_To do:_
1 – In the model assessment notebook, what quality score makes a wine count as good quality in the binary labels?
2 – Carry the model assessment notebook forward from its last line.

_Document excerpt:_
----------
# Question 2: Model Assessment Strategies
---
Samarth Kumar

Import dependencies

Run the command below to access UCI ML Repository Data

In [None]:
%pip install ucimlrepo

Collecting ucimlrepo
  Downloading ucimlrepo-0.0.7-py3-none-any.whl.metadata (5.5 kB)
Downloading ucimlrepo-0.0.7-py3-none-any.whl (8.0 kB)
Installing collected packages: ucimlrepo
Successfully installed ucimlrepo-0.0.7


In [None]:
import time
import numpy as np
import pandas as pd
from IPython.display import display
from ucimlrepo import fetch_ucirepo
from sklearn.model_selection import KFold, train_test_split
from sklearn.metrics import roc_auc_score
from sklearn.tree import DecisionTreeClassifier

In [None]:
# Load the Wine Quality dataset from UCI ML Repository.
wine_quality = fetch_ucirepo(id=186)
X = wine_quality.data.features
y = wine_quality.data.targets

# xFeat is an n x d array.
xFeat = X.to_numpy()

# y is an n x 1 array.
y = y.to_numpy().ravel()

# Convert quality scores into binary classification.
# Good Quality (1) when y is at least 6.
# Bad Quality (0) when 0 < y <= 5.
y = np.where(y >= 6, 1, 0)

Initialize a DecisionTreeClassifier model from Scikit-learn

In [None]:
model = DecisionTreeClassifier(max_depth = 10, min_samples_split = 5)

### (a) Holdout Method

In [None]:
def holdout(model, xFeat, y, testSize):
    start = time.time()
    xTrain, xTest, yTrain, yTest = train_test_split(xFeat, y, test_size=testSize)
    model.fit(xTrain, yTrain)
    trainAuc = roc_auc_score(yTrain, model.predict_proba(xTrain)[:, -1])
    testAuc = roc_auc_score(yTest, model.predict_proba(xTest)[:, -1])
    timeElapsed = time.time() - start
    return trainAuc, testAuc, timeElapsed

### (b) K-Fold Cross-Validation

In [None]:
def kfold(model, xFeat, y, k):
    trainSum, testSum = 0.0, 0.0
    start = time.time()
    kf = KFold(n_splits=k, shuffle=True)
    for train_index, test_index in kf.split(xFeat):
        xTrain, xTest = xFeat[train_index], xFeat[test_index]
        yTrain, yTest = y[train_index], y[test_index]
        model.fit(xTrain, yTrain)
----------
_Supplied information:_
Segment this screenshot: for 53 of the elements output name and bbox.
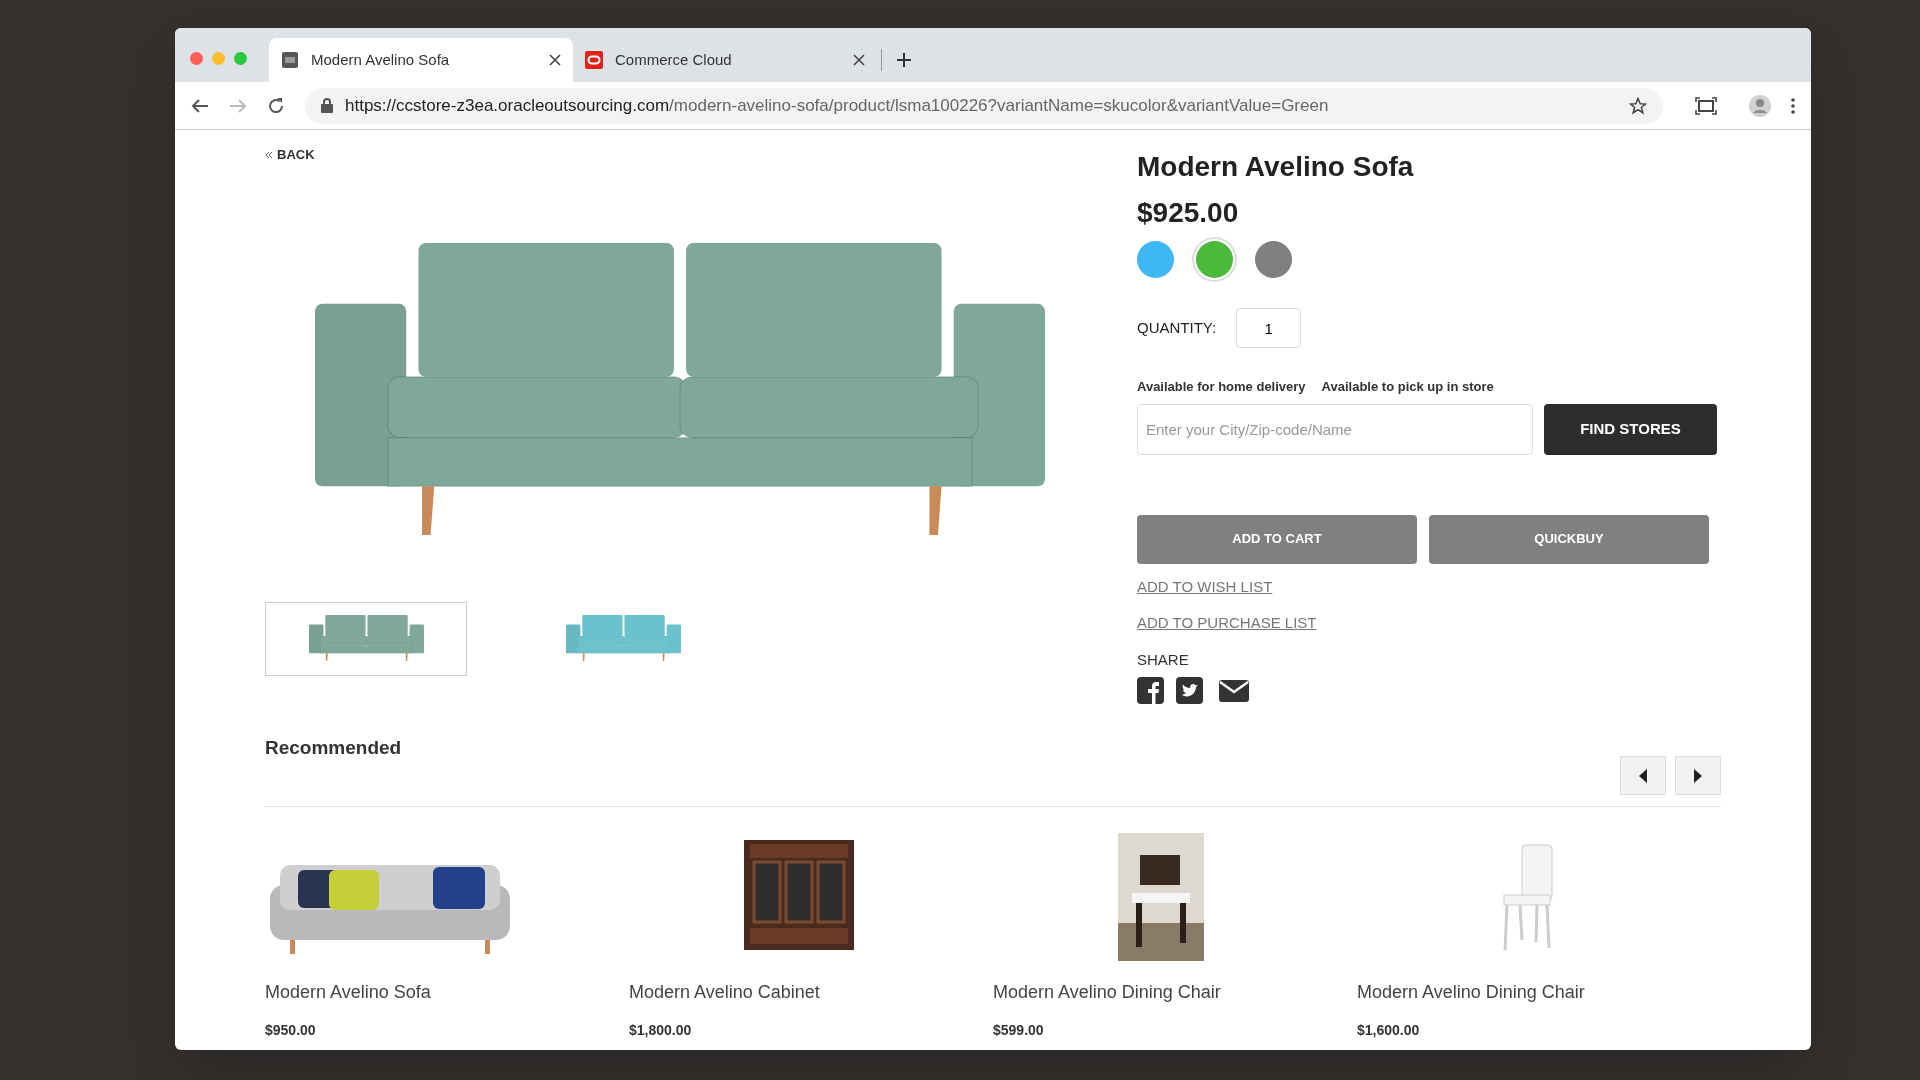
----------
_Answers for this exercise:_
1 – A quality score of at least 6 (y >= 6) is labeled 1, good quality.

2 –
        trainAuc = roc_auc_score(yTrain, model.predict_proba(xTrain)[:,-1])
        testAuc = roc_auc_score(yTest, model.predict_proba(xTest)[:,-1])
        trainSum += trainAuc
        testSum += testAuc
    timeElapsed = time.time() - start
    return trainSum/k, testSum/k, timeElapsed

### (c) Monte Carlo Cross-Validation

In [None]:
def monte_carlo(model, xFeat, y, testSize, s):
    trainSum, testSum = 0.0, 0.0
    start = time.time()
    for i in range(s):
        state = np.random.randint(0,10000)
        xTrain, xTest, yTrain, yTest = train_test_split(xFeat, y, test_size=testSize, random_state=state)
        model.fit(xTrain, yTrain)
        trainSum += roc_auc_score(yTrain, model.predict_proba(xTrain)[:, -1])
        testSum += roc_auc_score(yTest, model.predict_proba(xTest)[:, -1])
    timeElapsed = time.time() - start
    return trainSum/s, testSum/s, timeElapsed

### (d) Table of the AUC and time for each model selection technique.

In [None]:
table = pd.DataFrame(columns=['trainAuc', 'testAuc', 'timeElapsed'])
table.loc['Holdout'] = holdout(model, xFeat, y, 0.3)
table.loc['K-Fold'] = kfold(model, xFeat, y, 10)
table.loc['Monte Carlo'] = monte_carlo(model, xFeat, y, 0.3, 40)
print('Results for each model assessment strategy:')
display(table)


Results for each model assessment strategy:


Unnamed: 0,trainAuc,testAuc,timeElapsed
Holdout,0.943394,0.763922,0.16204
K-Fold,0.946634,0.78701,1.321869
Monte Carlo,0.950889,0.770126,4.124124


From the table above, using the K-Fold Cross-Validation technique yielded the highest average AUC of 0.787 on the test data, outperforming Holdout and Monte Carlo methods.
Because Holdout only uses one split, there can be higher variance in the results. K-Fold CV and Monte Carlo can be more robust, if enough splits are made. K-Fold Cross-Validation uses multiple splits, therefore it will likely allow the model to be more accurate and have a better AUC than the Holdout method. Monte Carlo uses repeated random splits and it depends more on the number of iterations, s. If too few iterations are used then the variance will not decrease enough.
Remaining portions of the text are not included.